◆ INSTRUCTION: Extract, from the listing that follows, each line containing the word "Virola".

☆ ☆ ☆

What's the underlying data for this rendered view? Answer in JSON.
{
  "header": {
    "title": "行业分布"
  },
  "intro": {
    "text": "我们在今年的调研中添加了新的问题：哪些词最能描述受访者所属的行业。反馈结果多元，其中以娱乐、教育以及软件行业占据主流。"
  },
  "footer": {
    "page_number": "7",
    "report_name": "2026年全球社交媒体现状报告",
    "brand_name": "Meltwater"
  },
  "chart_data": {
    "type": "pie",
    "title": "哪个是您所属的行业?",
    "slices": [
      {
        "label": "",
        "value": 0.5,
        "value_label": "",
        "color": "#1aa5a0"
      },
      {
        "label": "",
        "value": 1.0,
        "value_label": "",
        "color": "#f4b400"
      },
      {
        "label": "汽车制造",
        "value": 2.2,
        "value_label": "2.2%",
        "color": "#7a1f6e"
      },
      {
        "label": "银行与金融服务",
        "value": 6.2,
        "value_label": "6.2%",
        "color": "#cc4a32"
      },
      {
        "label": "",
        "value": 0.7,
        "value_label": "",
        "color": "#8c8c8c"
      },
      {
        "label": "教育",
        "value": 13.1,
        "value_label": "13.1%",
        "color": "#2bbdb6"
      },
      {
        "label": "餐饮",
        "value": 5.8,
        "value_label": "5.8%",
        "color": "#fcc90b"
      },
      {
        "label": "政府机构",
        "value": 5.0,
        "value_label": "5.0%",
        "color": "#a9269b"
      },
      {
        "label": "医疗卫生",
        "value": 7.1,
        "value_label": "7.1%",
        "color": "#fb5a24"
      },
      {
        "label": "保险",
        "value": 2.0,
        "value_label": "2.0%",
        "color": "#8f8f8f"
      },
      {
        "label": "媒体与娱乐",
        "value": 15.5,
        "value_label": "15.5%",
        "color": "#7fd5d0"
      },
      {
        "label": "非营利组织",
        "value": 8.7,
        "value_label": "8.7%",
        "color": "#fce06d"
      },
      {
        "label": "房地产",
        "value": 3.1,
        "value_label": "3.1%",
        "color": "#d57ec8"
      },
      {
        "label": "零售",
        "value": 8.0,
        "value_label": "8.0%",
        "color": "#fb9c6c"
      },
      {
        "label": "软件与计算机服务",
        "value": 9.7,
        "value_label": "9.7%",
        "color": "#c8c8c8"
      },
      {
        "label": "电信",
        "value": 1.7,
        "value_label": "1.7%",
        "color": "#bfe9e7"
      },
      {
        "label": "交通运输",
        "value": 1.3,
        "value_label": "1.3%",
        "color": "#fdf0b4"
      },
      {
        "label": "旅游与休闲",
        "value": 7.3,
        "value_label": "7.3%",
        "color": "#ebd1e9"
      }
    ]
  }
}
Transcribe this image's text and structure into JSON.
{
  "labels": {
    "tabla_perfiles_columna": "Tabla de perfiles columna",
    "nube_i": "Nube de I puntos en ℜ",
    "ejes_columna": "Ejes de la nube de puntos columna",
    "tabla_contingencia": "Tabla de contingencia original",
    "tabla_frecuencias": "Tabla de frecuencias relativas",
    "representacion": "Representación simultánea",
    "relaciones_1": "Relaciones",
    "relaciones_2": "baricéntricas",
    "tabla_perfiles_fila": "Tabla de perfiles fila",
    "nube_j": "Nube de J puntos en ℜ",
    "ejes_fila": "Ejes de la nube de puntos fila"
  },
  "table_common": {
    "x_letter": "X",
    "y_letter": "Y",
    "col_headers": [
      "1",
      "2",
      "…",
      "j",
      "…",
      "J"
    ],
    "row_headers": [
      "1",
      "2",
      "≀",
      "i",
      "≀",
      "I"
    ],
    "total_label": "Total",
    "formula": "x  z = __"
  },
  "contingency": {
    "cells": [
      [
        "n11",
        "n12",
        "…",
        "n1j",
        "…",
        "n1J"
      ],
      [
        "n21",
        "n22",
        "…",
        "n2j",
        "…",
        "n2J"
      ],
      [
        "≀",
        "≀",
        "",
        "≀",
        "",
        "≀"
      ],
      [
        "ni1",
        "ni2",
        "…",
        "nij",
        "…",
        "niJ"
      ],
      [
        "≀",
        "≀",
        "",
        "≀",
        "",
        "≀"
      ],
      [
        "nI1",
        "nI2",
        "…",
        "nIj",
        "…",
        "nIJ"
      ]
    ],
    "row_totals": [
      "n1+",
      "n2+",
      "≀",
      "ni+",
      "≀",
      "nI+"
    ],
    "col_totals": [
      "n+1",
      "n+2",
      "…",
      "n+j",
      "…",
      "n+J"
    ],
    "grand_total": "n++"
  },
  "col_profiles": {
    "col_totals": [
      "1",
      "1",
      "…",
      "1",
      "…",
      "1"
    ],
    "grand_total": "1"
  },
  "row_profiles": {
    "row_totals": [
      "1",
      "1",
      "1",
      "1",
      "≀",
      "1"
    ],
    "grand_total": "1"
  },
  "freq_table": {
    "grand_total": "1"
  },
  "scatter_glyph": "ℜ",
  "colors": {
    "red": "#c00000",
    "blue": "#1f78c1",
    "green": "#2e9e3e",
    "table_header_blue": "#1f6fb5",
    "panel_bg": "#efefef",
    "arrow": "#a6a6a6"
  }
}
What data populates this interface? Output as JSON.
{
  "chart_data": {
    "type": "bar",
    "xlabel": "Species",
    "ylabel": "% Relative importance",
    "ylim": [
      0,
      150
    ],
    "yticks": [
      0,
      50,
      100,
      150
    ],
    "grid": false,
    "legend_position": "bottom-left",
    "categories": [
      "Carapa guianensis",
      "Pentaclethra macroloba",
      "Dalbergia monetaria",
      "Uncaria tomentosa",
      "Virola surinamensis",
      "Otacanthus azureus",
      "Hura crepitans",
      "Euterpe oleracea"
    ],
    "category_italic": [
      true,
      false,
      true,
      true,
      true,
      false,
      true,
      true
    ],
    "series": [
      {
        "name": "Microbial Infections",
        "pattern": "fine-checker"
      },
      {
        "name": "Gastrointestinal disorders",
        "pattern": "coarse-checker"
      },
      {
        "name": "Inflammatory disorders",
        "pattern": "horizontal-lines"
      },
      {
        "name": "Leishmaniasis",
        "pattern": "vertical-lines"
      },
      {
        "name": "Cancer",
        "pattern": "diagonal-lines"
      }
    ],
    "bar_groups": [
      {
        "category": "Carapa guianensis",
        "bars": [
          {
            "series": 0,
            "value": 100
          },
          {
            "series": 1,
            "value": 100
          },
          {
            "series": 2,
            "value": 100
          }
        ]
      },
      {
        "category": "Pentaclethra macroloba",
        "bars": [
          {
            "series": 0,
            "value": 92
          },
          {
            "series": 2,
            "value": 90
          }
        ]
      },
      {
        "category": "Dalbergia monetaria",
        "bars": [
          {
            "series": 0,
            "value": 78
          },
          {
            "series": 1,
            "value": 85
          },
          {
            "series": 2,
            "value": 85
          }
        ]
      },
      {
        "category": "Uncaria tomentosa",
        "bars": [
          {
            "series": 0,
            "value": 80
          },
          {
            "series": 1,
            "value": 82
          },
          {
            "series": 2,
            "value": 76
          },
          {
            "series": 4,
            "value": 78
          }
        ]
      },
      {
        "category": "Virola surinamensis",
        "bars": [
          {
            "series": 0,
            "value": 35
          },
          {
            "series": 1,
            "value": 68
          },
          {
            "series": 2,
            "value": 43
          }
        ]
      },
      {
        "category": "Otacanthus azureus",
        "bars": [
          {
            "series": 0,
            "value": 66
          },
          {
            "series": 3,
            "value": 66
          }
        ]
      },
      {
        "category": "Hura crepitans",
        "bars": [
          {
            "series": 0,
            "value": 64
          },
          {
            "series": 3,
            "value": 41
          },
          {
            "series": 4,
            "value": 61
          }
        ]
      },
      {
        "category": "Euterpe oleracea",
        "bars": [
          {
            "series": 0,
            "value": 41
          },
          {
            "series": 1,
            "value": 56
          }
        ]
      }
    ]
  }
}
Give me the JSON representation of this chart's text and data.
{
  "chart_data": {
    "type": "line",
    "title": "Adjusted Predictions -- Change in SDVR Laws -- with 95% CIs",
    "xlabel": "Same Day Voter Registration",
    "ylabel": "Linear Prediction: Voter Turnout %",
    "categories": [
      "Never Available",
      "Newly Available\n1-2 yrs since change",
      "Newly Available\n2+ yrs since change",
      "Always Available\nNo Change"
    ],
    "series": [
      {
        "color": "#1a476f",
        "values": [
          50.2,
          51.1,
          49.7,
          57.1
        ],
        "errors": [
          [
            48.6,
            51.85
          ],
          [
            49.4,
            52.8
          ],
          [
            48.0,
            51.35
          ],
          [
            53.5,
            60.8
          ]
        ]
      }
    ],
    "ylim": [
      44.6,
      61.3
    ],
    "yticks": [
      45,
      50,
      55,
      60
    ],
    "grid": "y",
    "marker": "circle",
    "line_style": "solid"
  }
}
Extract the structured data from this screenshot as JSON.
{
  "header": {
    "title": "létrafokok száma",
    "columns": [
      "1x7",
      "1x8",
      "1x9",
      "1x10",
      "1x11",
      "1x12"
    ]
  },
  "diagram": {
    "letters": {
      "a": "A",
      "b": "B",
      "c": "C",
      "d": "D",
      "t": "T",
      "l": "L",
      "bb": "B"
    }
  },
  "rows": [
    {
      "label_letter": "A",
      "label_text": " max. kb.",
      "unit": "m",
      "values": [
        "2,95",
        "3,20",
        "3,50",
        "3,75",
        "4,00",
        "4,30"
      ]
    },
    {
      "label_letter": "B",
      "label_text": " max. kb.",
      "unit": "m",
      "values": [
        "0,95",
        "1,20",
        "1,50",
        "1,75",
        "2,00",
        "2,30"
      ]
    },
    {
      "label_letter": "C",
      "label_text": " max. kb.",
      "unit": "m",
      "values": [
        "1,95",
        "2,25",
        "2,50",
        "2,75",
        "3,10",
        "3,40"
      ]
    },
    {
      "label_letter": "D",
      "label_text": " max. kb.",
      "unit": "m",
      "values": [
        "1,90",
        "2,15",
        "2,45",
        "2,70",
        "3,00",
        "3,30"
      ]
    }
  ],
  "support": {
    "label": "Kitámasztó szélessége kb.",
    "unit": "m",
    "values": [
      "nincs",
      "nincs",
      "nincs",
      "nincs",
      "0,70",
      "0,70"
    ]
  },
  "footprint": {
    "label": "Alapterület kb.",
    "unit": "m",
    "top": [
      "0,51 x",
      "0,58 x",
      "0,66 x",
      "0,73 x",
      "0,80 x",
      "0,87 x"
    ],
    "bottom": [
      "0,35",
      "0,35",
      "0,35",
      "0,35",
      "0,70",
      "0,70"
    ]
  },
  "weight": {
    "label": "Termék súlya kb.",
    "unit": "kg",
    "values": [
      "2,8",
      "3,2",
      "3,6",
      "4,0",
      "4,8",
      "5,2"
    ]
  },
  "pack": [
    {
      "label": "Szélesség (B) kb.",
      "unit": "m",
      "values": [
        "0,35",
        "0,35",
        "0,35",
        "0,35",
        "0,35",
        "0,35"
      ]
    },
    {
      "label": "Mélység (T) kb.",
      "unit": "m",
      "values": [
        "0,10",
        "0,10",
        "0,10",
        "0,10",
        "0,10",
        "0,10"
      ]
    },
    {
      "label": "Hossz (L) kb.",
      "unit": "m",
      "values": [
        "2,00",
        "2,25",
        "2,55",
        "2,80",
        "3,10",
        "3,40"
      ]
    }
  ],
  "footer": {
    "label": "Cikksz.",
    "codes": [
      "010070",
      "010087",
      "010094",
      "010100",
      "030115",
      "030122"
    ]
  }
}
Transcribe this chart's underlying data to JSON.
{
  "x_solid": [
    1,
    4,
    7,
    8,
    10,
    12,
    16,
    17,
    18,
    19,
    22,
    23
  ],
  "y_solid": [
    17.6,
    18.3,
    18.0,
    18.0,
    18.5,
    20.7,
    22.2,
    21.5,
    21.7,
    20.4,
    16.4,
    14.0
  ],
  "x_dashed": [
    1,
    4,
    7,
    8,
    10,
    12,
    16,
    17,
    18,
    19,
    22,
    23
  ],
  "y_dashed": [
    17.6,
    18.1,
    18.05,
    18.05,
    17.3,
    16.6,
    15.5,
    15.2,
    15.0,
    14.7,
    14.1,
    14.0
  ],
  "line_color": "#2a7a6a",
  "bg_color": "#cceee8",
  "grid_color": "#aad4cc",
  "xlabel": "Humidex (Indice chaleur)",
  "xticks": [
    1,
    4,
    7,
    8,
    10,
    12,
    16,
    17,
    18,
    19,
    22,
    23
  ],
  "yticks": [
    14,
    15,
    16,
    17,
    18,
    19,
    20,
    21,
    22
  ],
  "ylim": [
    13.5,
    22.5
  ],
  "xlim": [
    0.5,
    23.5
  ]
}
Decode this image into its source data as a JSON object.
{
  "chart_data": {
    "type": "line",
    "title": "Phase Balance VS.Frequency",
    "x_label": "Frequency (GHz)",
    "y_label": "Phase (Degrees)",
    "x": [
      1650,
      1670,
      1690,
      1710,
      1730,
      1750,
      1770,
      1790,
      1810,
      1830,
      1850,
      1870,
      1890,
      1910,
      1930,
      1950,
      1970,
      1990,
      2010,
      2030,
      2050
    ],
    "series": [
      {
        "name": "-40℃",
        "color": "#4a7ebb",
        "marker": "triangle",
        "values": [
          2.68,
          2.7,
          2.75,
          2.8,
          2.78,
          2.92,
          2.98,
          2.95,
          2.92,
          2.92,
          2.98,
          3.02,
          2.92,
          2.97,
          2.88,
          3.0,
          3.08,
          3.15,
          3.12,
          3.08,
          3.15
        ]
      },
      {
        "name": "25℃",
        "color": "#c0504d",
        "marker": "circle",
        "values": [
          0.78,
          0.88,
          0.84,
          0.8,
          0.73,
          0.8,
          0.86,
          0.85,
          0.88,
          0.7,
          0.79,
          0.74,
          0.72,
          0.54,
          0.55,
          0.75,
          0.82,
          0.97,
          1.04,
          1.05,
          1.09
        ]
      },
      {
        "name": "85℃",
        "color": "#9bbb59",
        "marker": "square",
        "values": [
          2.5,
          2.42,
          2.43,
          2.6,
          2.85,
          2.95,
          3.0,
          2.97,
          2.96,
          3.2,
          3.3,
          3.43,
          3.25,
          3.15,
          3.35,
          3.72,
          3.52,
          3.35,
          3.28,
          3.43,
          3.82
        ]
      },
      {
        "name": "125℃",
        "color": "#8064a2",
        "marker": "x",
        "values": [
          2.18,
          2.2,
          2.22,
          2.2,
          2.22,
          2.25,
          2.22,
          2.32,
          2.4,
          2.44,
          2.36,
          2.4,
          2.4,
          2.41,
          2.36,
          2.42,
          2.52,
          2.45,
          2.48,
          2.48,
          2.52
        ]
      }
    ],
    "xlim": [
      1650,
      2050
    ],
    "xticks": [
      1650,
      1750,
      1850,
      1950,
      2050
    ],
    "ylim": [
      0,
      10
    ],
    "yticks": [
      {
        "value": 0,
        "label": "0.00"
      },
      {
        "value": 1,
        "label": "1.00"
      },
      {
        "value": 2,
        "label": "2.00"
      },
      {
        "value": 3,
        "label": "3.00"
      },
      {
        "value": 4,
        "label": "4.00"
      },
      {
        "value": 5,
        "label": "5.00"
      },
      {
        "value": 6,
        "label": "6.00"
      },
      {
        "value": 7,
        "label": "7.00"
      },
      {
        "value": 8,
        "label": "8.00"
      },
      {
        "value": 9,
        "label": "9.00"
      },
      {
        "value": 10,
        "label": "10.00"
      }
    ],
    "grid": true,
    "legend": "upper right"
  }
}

☆ ☆ ☆

◆ SOLUTION TO THIS EXERCISE:
      "Virola surinamensis",
        "category": "Virola surinamensis",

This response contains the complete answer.